The exercise =>
Reproduce the lines from the records verbatim, beginning with the line that contains "bar-value-label: 20% bbox=[404, 194, 431, 210]" and ending with the line that contains "category-label-line: data bbox=[58, 269, 76, 278]", both included.

Exercise materials =>

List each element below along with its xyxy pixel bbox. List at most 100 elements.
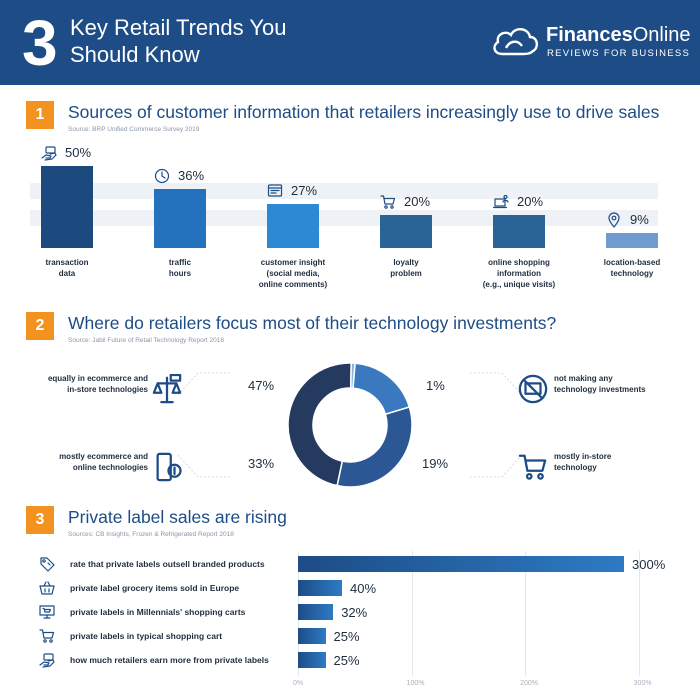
bar-value-label: 20% bbox=[404, 194, 431, 210]
leader-line bbox=[470, 454, 523, 478]
category-label-line: online shopping bbox=[488, 258, 550, 267]
bar bbox=[298, 652, 326, 668]
leader-line bbox=[177, 372, 230, 396]
row-label: rate that private labels outsell branded… bbox=[70, 559, 265, 569]
section-3-badge: 3 bbox=[26, 506, 54, 534]
category-label-line: data bbox=[58, 269, 76, 278]
category-label-line: problem bbox=[390, 269, 422, 278]
section-1-source: Source: BRP Unified Commerce Survey 2019 bbox=[68, 126, 200, 133]
money-hand-icon bbox=[41, 146, 57, 161]
bar bbox=[380, 215, 432, 248]
slice-value-label: 47% bbox=[248, 378, 275, 393]
row-label: private labels in typical shopping cart bbox=[70, 631, 223, 641]
laptop-user-icon bbox=[493, 195, 509, 209]
category-label-line: information bbox=[497, 269, 541, 278]
header-banner: 3 Key Retail Trends You Should Know Fina… bbox=[0, 0, 700, 85]
row-label: private labels in Millennials' shopping … bbox=[70, 607, 246, 617]
category-label-line: transaction bbox=[45, 258, 89, 267]
slice-label-line: in-store technologies bbox=[67, 385, 148, 394]
bar bbox=[298, 604, 334, 620]
slice-label: not making any technology investments bbox=[554, 373, 674, 395]
bar-value-label: 36% bbox=[178, 167, 205, 183]
x-tick-label: 100% bbox=[406, 680, 425, 687]
section-3-title: Private label sales are rising bbox=[68, 507, 287, 527]
leader-line bbox=[177, 454, 230, 478]
browser-window-icon bbox=[267, 184, 283, 197]
donut-slice bbox=[336, 406, 413, 488]
bar bbox=[298, 628, 326, 644]
category-label: traffic hours bbox=[128, 257, 232, 279]
x-tick-label: 0% bbox=[293, 680, 304, 687]
no-computer-icon bbox=[518, 374, 548, 404]
slice-label-line: technology investments bbox=[554, 385, 646, 394]
category-label: location-based technology bbox=[580, 257, 684, 279]
bar-value-label: 300% bbox=[632, 557, 666, 572]
section-3-source: Sources: CB Insights, Frozen & Refrigera… bbox=[68, 531, 234, 538]
bar bbox=[298, 556, 624, 572]
bar bbox=[41, 166, 93, 248]
slice-label-line: not making any bbox=[554, 374, 613, 383]
category-label: customer insight (social media, online com… bbox=[241, 257, 345, 290]
category-label-line: (social media, bbox=[266, 269, 320, 278]
row-label: how much retailers earn more from privat… bbox=[70, 655, 269, 665]
bar-value-label: 25% bbox=[333, 653, 360, 668]
row-label: private label grocery items sold in Euro… bbox=[70, 583, 240, 593]
shopping-cart-icon bbox=[39, 629, 55, 643]
brand-name: FinancesOnline bbox=[546, 24, 691, 46]
slice-label-line: mostly in-store bbox=[554, 452, 612, 461]
category-label: loyalty problem bbox=[354, 257, 458, 279]
gridline bbox=[411, 551, 413, 676]
phone-dollar-icon bbox=[156, 452, 182, 482]
gridline bbox=[525, 551, 527, 676]
slice-label-line: technology bbox=[554, 463, 597, 472]
donut-slice bbox=[287, 362, 353, 487]
bar-value-label: 20% bbox=[517, 194, 544, 210]
bar-value-label: 9% bbox=[630, 212, 649, 228]
slice-label-line: equally in ecommerce and bbox=[47, 374, 148, 383]
category-label-line: hours bbox=[168, 269, 192, 278]
monitor-cart-icon bbox=[39, 605, 55, 619]
slice-value-label: 19% bbox=[422, 456, 449, 471]
donut-slice bbox=[352, 362, 411, 416]
location-pin-icon bbox=[608, 212, 620, 228]
bar-value-label: 25% bbox=[333, 629, 360, 644]
x-tick-label: 200% bbox=[520, 680, 539, 687]
category-label-line: technology bbox=[610, 269, 654, 278]
slice-label: mostly ecommerce and online technologies bbox=[36, 451, 148, 473]
header-title: Key Retail Trends You Should Know bbox=[70, 15, 287, 67]
bar-value-label: 27% bbox=[291, 182, 318, 198]
bar-value-label: 32% bbox=[341, 605, 368, 620]
slice-value-label: 33% bbox=[248, 456, 275, 471]
section-1-badge: 1 bbox=[26, 101, 54, 129]
bar bbox=[154, 188, 206, 248]
category-label-line: online comments) bbox=[258, 280, 328, 289]
section-2-badge: 2 bbox=[26, 312, 54, 340]
cloud-logo-icon bbox=[493, 28, 538, 56]
bar-value-label: 40% bbox=[350, 581, 377, 596]
header-number: 3 bbox=[22, 7, 58, 79]
slice-label: mostly in-store technology bbox=[554, 451, 674, 473]
gridline bbox=[638, 551, 640, 676]
leader-line bbox=[470, 372, 523, 396]
slice-label: equally in ecommerce and in-store technol… bbox=[36, 373, 148, 395]
bar-value-label: 50% bbox=[65, 145, 92, 160]
slice-label-line: mostly ecommerce and bbox=[59, 452, 148, 461]
slice-value-label: 1% bbox=[426, 378, 445, 393]
shopping-cart-icon bbox=[518, 454, 547, 480]
price-tag-icon bbox=[40, 557, 55, 572]
category-label: transaction data bbox=[15, 257, 119, 279]
section-1-title: Sources of customer information that ret… bbox=[68, 102, 660, 122]
money-hand-icon bbox=[39, 653, 55, 668]
category-label-line: customer insight bbox=[260, 258, 326, 267]
bar bbox=[267, 203, 319, 248]
category-label-line: location-based bbox=[603, 258, 661, 267]
bar bbox=[298, 580, 342, 596]
slice-label-line: online technologies bbox=[72, 463, 148, 472]
brand-tagline: REVIEWS FOR BUSINESS bbox=[547, 48, 691, 59]
clock-icon bbox=[154, 168, 170, 184]
section-2-source: Source: Jabil Future of Retail Technolog… bbox=[68, 337, 224, 344]
section-2-title: Where do retailers focus most of their t… bbox=[68, 313, 557, 333]
x-tick-label: 300% bbox=[633, 680, 652, 687]
store-scale-icon bbox=[152, 374, 182, 404]
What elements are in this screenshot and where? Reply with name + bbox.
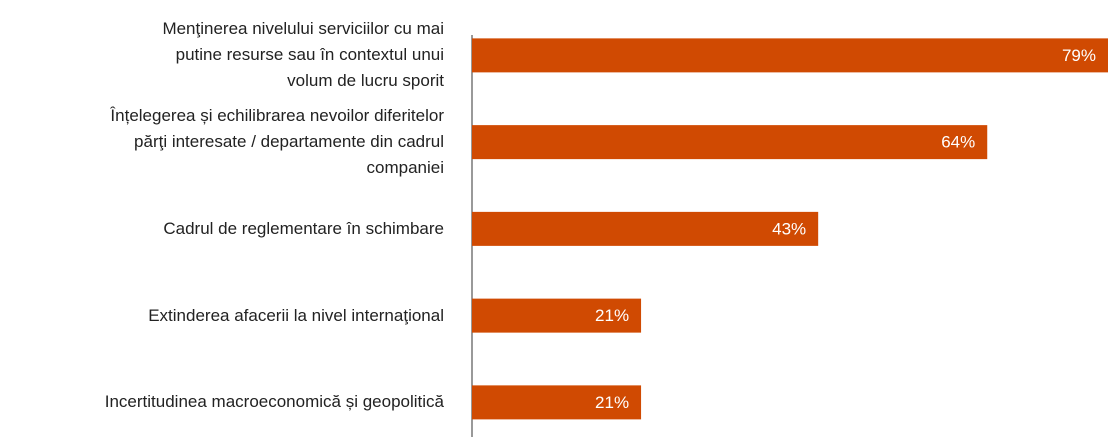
category-label: Menţinerea nivelului serviciilor cu mai … <box>162 19 444 91</box>
category-label: Înțelegerea și echilibrarea nevoilor dif… <box>110 106 444 178</box>
value-label: 21% <box>595 306 629 325</box>
value-label: 64% <box>941 133 975 152</box>
category-label: Incertitudinea macroeconomică și geopoli… <box>104 392 444 412</box>
bar <box>472 38 1108 73</box>
bar <box>472 125 988 160</box>
bar <box>472 298 642 333</box>
value-label: 21% <box>595 393 629 412</box>
bar <box>472 385 642 420</box>
category-label: Cadrul de reglementare în schimbare <box>163 218 444 238</box>
category-label: Extinderea afacerii la nivel internaţion… <box>148 305 444 325</box>
bar <box>472 211 819 246</box>
value-label: 79% <box>1062 46 1096 65</box>
value-label: 43% <box>772 219 806 238</box>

Task solution =>
bar-value-label: 20% bbox=[404, 194, 431, 210]
leader-line bbox=[470, 454, 523, 478]
category-label-line: online shopping bbox=[488, 258, 550, 267]
bar bbox=[298, 652, 326, 668]
leader-line bbox=[177, 372, 230, 396]
row-label: rate that private labels outsell branded… bbox=[70, 559, 265, 569]
section-3-badge: 3 bbox=[26, 506, 54, 534]
category-label-line: data bbox=[58, 269, 76, 278]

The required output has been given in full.